═════ Provided passage

When you run “ls -l” command on the terminal, you may see the output like below.

-rw-rw-r — . 1 centos centos 535 Mar 20 2020
-rw-rw-r — . 1 centos centos 1890 Feb 24 2020
-rw-rw-r — . 1 centos centos 7836 Feb 14 2020

For example; Find the sum size of files listed

$ ls -l | awk 'BEGIN {sum=0} {sum=sum+$5} END {print sum}'



If you separated this output by space, the size column will be fifth.

An input line is typically made up of fields separated by white space If you want to use a different separator, use the FS option by the regular expression. The fields are called $1, $2, …, while $0 refers to the entire line. If FS is null, the input line is split into one field per character.

You must have understood how to find “$5”

$ echo "A-B-C-D-E" | awk -F "-" '{ print $2 }'



$ echo "A-B-C-D-E" | awk -F "-" '{ print $1,$5 }'



You can operate on files. Example file called “myfile”:

1) Name        Surname   City 
2) Batur Orkun Ankara 70
3) HaticeEbru Orkun Istanbul 95

For example; Print name and city columns in a simple format.

══════════

▶ **Prompt**
Continue the awk tutorial from where it stops.

═════ Entries supplied

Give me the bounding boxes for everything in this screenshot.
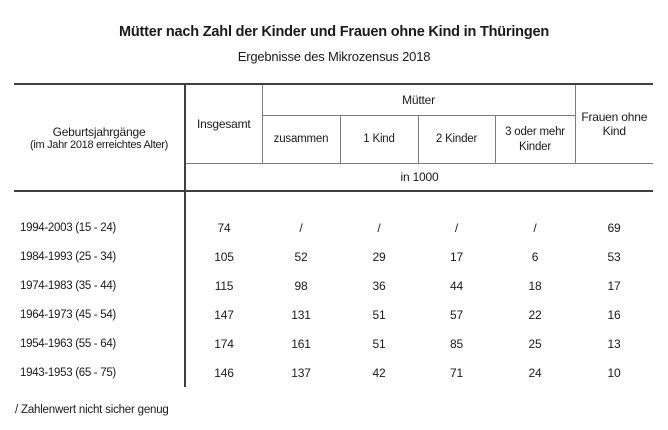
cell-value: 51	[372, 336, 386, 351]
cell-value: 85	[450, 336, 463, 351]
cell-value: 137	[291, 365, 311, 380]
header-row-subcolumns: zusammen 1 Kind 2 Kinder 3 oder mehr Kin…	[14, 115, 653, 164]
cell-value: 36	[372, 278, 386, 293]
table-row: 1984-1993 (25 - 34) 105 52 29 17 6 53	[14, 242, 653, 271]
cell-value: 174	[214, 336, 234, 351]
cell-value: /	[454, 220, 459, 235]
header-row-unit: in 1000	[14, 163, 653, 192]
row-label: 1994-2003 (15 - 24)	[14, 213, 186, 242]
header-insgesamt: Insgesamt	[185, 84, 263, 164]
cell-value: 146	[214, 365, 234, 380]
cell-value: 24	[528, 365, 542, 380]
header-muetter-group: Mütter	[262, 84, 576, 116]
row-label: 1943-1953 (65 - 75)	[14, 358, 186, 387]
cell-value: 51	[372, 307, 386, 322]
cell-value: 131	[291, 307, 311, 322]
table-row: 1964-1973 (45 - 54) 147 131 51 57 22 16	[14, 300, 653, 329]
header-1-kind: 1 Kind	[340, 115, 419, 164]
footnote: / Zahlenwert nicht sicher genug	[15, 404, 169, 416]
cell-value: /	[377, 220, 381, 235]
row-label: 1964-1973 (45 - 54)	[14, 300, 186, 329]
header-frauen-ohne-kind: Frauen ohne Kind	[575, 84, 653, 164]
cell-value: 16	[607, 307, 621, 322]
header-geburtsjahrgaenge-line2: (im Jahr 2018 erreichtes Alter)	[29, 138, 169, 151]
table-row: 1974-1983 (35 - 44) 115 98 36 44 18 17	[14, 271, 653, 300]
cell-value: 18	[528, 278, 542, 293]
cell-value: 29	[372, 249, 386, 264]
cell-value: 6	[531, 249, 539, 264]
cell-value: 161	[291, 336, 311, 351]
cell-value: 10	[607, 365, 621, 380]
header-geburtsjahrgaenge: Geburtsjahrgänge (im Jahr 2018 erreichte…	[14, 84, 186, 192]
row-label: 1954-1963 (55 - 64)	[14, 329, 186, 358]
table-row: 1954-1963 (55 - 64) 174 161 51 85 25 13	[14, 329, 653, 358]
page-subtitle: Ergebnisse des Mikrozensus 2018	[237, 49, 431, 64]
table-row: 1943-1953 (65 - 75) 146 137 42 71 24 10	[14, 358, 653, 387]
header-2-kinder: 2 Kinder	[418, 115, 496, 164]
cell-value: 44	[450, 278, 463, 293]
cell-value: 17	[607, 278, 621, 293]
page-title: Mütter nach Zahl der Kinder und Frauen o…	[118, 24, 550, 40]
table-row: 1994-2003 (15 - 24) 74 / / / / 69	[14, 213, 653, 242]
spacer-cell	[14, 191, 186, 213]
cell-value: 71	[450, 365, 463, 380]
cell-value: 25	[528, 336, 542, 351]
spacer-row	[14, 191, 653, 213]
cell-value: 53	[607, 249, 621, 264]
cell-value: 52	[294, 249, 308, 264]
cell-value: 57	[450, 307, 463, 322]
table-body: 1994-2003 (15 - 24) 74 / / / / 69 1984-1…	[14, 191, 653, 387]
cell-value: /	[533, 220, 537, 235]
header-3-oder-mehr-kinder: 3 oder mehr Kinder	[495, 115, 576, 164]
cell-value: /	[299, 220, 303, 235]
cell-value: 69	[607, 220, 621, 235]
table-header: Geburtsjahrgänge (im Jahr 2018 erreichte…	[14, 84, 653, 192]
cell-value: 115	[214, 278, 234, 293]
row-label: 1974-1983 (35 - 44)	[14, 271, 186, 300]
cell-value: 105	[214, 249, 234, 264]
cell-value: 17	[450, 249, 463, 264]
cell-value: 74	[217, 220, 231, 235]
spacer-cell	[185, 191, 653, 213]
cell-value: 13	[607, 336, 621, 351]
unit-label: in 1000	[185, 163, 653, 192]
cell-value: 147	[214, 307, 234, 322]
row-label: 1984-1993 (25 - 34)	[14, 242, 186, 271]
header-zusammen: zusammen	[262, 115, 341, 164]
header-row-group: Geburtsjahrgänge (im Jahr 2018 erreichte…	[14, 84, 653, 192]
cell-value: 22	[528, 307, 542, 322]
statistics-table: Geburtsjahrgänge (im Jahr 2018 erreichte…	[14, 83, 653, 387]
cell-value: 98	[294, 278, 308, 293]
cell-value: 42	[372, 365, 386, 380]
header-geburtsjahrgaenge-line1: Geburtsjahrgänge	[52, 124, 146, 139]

══════════

▶ **Written answer**
$ awk '{print $2 “=” $4}' myfile



$ awk '/Orkun/ {print $0}' myfile

Output: ( The lines included “Orkun” )

2) Batur Orkun Ankara 70
3) HaticeEbru Orkun Istanbul 95

$ awk '/Orkun/{++cnt} END {print “Count = “, cnt}' myfile


Count = 2

$ awk 'length($2) > 5' myfile

“length” function returns the length of data
Output: ( The lines length of the second input data is greater than 5 )

3) HaticeEbru Orkun Istanbul 95

What if you want to get lines fifth column value has greater than 70:

$awk '{if ($5>70) print}' myfile


3) HaticeEbru Orkun Istanbul 95

What if you want to get line numbers but get rid of the parenthesis:

$ awk '{ print substr( $1, 0,1 ) }' myfile

“substr” function returns the portion of the string specified by the offset and length parameters.



What if you don’t want to print the first line:

$ awk '{if(NR>1)print}' myfile

NR variable has line number


2) Batur Orkun Ankara 70
3) HaticeEbru Orkun Istanbul 95

What if you want to list lines that have 4 columns:

$ awk '{if (NF==4) print}' myfile


1) Name Surname City

Notice: You can see different awk types:

NAWK stands for “New AWK”. This is AT&T’s version of the Awk.

MAWK, a fast implementation that mostly supports to standard features. it is smaller and faster than gawk but has limits on nf and “sprint” buffer size.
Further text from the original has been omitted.